** START OF DATASET ENTRIES **

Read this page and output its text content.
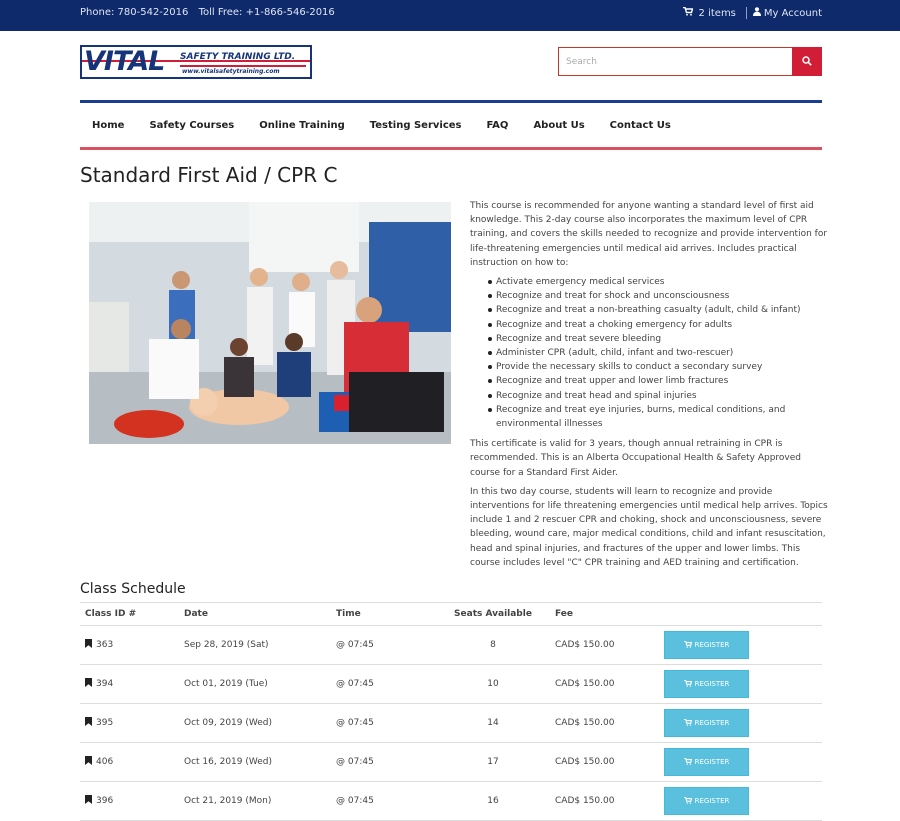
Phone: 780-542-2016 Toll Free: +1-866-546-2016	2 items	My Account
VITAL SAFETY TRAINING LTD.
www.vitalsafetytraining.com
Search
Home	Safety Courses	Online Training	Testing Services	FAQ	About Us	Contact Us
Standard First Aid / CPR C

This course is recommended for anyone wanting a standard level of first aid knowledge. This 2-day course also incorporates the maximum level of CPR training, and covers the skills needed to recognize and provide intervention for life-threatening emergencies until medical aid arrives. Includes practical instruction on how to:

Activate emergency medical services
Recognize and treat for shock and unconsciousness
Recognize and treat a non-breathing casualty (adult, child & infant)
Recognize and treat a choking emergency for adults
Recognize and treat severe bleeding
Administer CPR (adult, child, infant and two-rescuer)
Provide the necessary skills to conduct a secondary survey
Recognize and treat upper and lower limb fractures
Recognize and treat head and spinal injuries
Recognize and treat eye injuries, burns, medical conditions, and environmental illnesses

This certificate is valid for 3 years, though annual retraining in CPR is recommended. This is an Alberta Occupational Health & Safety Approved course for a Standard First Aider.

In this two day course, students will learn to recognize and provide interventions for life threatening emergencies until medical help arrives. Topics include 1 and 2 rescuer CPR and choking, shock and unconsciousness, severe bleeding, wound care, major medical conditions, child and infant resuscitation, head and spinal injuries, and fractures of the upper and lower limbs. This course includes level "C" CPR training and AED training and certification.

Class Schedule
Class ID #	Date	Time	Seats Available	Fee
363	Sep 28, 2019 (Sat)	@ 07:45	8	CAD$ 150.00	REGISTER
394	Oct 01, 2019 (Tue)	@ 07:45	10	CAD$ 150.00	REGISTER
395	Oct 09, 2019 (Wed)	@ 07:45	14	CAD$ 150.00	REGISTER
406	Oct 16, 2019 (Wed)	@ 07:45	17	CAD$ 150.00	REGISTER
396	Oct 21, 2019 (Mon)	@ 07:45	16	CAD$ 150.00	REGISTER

** END OF DATASET ENTRIES **

PROBLEM TO SOLVE - Which lines include "Class"? Copy each of them out.

SOLUTION TO THIS PROBLEM -
Class Schedule
Class ID #	Date	Time	Seats Available	Fee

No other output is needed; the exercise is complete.